● Aim of the task
Leave out the pictures and copy everything else in the entries exactly.

• • • • • • •

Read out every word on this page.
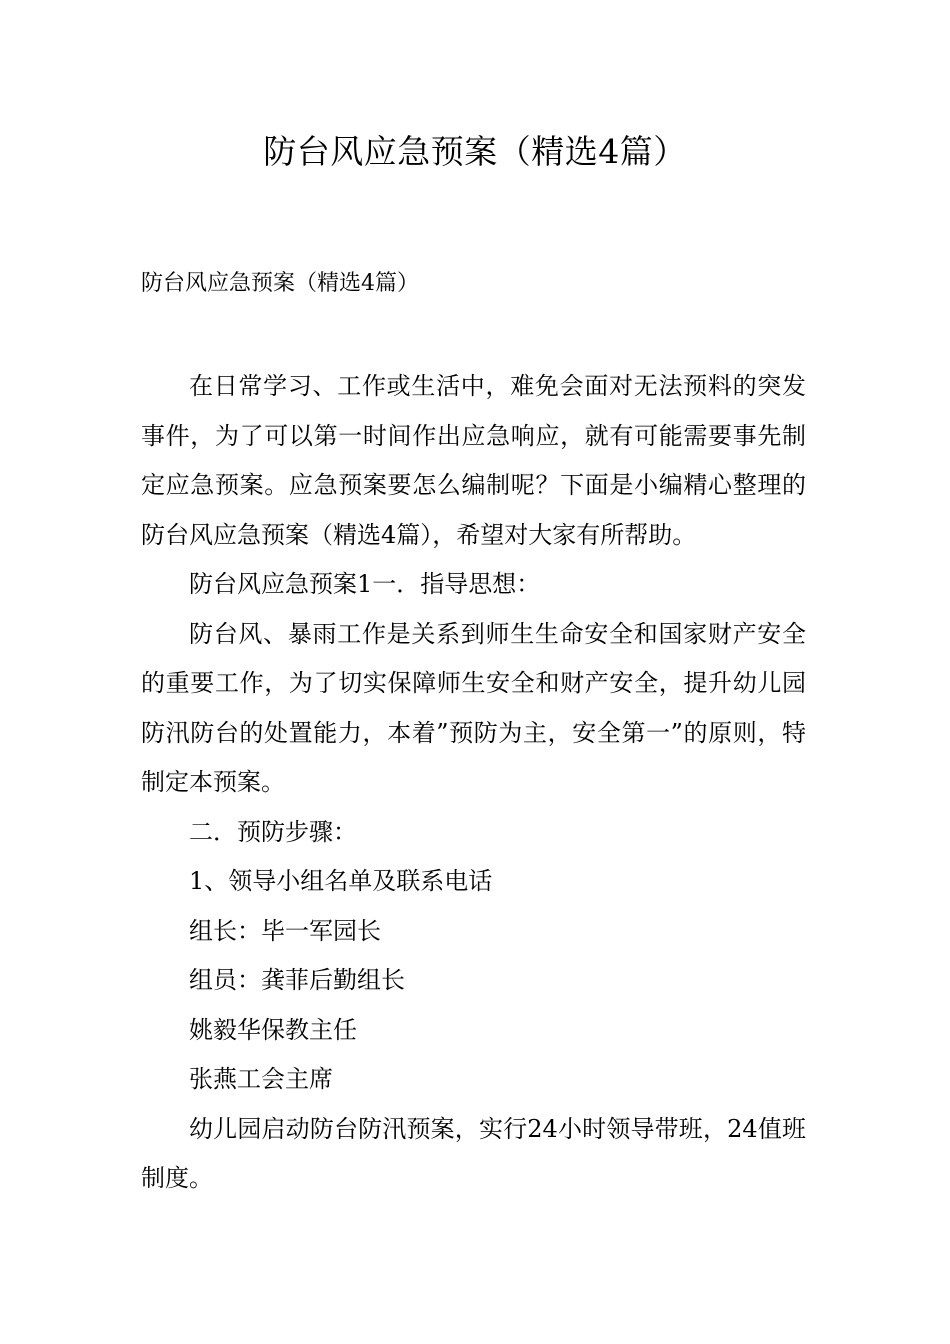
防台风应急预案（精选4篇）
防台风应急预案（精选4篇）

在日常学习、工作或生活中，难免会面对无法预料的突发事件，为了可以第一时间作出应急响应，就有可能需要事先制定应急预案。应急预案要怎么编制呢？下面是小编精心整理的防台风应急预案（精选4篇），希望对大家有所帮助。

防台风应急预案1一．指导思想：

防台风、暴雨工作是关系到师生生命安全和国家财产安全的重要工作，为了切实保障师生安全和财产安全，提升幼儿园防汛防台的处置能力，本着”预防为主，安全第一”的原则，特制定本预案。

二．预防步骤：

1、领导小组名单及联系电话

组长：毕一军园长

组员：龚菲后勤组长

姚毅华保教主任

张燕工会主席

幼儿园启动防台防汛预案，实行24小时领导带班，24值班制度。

• • • • • • •

● Solution for this exercise
Read out every word on this page.
防台风应急预案（精选4篇）
防台风应急预案（精选4篇）

在日常学习、工作或生活中，难免会面对无法预料的突发事件，为了可以第一时间作出应急响应，就有可能需要事先制定应急预案。应急预案要怎么编制呢？下面是小编精心整理的防台风应急预案（精选4篇），希望对大家有所帮助。

防台风应急预案1一．指导思想：

防台风、暴雨工作是关系到师生生命安全和国家财产安全的重要工作，为了切实保障师生安全和财产安全，提升幼儿园防汛防台的处置能力，本着”预防为主，安全第一”的原则，特制定本预案。

二．预防步骤：

1、领导小组名单及联系电话

组长：毕一军园长

组员：龚菲后勤组长

姚毅华保教主任

张燕工会主席

幼儿园启动防台防汛预案，实行24小时领导带班，24值班制度。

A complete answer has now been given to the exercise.